------ Material for this task

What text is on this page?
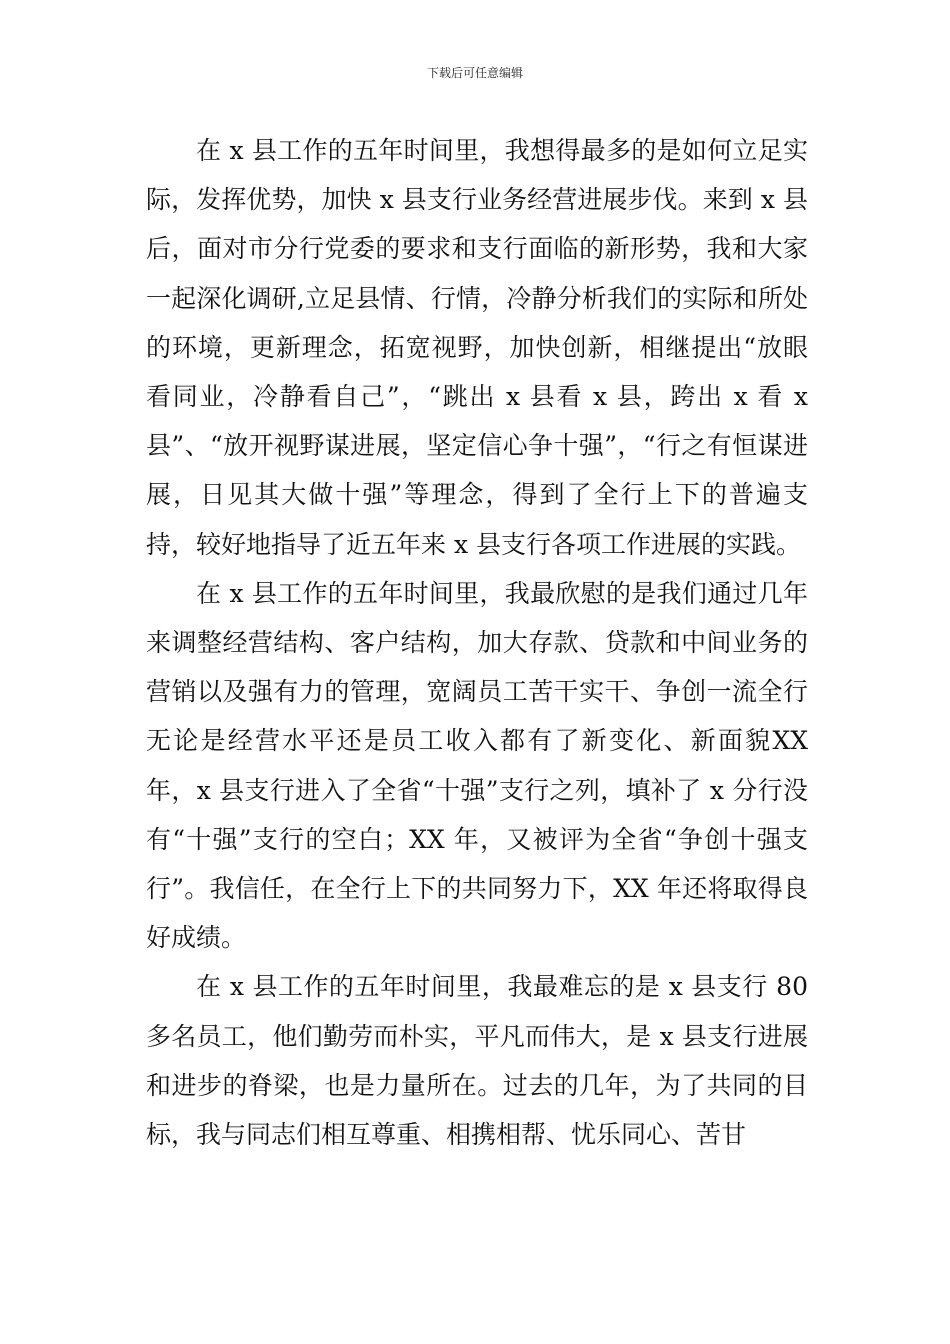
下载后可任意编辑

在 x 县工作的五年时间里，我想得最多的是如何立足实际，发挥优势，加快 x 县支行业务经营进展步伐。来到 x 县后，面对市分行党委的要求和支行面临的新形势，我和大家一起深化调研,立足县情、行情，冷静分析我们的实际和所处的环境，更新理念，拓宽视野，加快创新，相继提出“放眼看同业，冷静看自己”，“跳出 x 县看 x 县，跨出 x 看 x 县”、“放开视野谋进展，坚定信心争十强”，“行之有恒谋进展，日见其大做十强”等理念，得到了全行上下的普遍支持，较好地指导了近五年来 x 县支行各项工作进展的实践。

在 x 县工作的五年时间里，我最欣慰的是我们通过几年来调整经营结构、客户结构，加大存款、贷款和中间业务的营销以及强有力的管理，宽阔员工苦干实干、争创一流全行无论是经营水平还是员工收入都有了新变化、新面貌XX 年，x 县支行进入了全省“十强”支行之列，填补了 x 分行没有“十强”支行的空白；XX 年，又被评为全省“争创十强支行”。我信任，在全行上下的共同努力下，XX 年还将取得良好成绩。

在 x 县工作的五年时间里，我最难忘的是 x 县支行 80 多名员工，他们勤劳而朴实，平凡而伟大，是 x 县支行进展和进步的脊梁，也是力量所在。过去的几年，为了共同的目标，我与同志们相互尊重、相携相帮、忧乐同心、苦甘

------------

### Aim
Leave the pictures out, and print every line of the listing exactly as written.

### Task response
What text is on this page?
下载后可任意编辑

在 x 县工作的五年时间里，我想得最多的是如何立足实际，发挥优势，加快 x 县支行业务经营进展步伐。来到 x 县后，面对市分行党委的要求和支行面临的新形势，我和大家一起深化调研,立足县情、行情，冷静分析我们的实际和所处的环境，更新理念，拓宽视野，加快创新，相继提出“放眼看同业，冷静看自己”，“跳出 x 县看 x 县，跨出 x 看 x 县”、“放开视野谋进展，坚定信心争十强”，“行之有恒谋进展，日见其大做十强”等理念，得到了全行上下的普遍支持，较好地指导了近五年来 x 县支行各项工作进展的实践。

在 x 县工作的五年时间里，我最欣慰的是我们通过几年来调整经营结构、客户结构，加大存款、贷款和中间业务的营销以及强有力的管理，宽阔员工苦干实干、争创一流全行无论是经营水平还是员工收入都有了新变化、新面貌XX 年，x 县支行进入了全省“十强”支行之列，填补了 x 分行没有“十强”支行的空白；XX 年，又被评为全省“争创十强支行”。我信任，在全行上下的共同努力下，XX 年还将取得良好成绩。

在 x 县工作的五年时间里，我最难忘的是 x 县支行 80 多名员工，他们勤劳而朴实，平凡而伟大，是 x 县支行进展和进步的脊梁，也是力量所在。过去的几年，为了共同的目标，我与同志们相互尊重、相携相帮、忧乐同心、苦甘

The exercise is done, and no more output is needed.